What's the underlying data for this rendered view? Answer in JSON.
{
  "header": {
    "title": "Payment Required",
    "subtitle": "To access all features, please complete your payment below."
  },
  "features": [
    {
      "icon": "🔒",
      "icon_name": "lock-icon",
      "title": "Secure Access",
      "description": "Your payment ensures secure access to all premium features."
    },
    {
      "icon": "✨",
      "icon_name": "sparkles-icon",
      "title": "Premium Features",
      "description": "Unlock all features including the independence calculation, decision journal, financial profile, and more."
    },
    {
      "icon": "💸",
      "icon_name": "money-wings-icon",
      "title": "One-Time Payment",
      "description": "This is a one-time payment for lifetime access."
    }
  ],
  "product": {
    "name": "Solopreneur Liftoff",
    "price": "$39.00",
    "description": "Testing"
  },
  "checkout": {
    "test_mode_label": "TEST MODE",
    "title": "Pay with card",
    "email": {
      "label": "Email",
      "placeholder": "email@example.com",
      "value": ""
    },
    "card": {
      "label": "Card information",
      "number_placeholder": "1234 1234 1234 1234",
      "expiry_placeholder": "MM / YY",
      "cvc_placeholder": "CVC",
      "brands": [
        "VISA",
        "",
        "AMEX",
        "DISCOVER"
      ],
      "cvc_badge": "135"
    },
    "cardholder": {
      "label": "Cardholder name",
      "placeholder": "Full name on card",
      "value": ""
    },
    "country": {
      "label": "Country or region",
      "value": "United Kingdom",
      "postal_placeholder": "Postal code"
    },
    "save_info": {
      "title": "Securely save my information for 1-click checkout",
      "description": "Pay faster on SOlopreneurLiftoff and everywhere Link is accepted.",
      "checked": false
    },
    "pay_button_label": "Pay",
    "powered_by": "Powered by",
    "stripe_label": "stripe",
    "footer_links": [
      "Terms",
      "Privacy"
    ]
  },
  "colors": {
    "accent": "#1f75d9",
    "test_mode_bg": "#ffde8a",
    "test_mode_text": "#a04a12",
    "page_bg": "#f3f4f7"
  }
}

## WORK TO COMPLETE
Write out all the entries exactly.

## FINISHED ANSWER
What's the underlying data for this rendered view? Answer in JSON.
{
  "header": {
    "title": "Payment Required",
    "subtitle": "To access all features, please complete your payment below."
  },
  "features": [
    {
      "icon": "🔒",
      "icon_name": "lock-icon",
      "title": "Secure Access",
      "description": "Your payment ensures secure access to all premium features."
    },
    {
      "icon": "✨",
      "icon_name": "sparkles-icon",
      "title": "Premium Features",
      "description": "Unlock all features including the independence calculation, decision journal, financial profile, and more."
    },
    {
      "icon": "💸",
      "icon_name": "money-wings-icon",
      "title": "One-Time Payment",
      "description": "This is a one-time payment for lifetime access."
    }
  ],
  "product": {
    "name": "Solopreneur Liftoff",
    "price": "$39.00",
    "description": "Testing"
  },
  "checkout": {
    "test_mode_label": "TEST MODE",
    "title": "Pay with card",
    "email": {
      "label": "Email",
      "placeholder": "email@example.com",
      "value": ""
    },
    "card": {
      "label": "Card information",
      "number_placeholder": "1234 1234 1234 1234",
      "expiry_placeholder": "MM / YY",
      "cvc_placeholder": "CVC",
      "brands": [
        "VISA",
        "",
        "AMEX",
        "DISCOVER"
      ],
      "cvc_badge": "135"
    },
    "cardholder": {
      "label": "Cardholder name",
      "placeholder": "Full name on card",
      "value": ""
    },
    "country": {
      "label": "Country or region",
      "value": "United Kingdom",
      "postal_placeholder": "Postal code"
    },
    "save_info": {
      "title": "Securely save my information for 1-click checkout",
      "description": "Pay faster on SOlopreneurLiftoff and everywhere Link is accepted.",
      "checked": false
    },
    "pay_button_label": "Pay",
    "powered_by": "Powered by",
    "stripe_label": "stripe",
    "footer_links": [
      "Terms",
      "Privacy"
    ]
  },
  "colors": {
    "accent": "#1f75d9",
    "test_mode_bg": "#ffde8a",
    "test_mode_text": "#a04a12",
    "page_bg": "#f3f4f7"
  }
}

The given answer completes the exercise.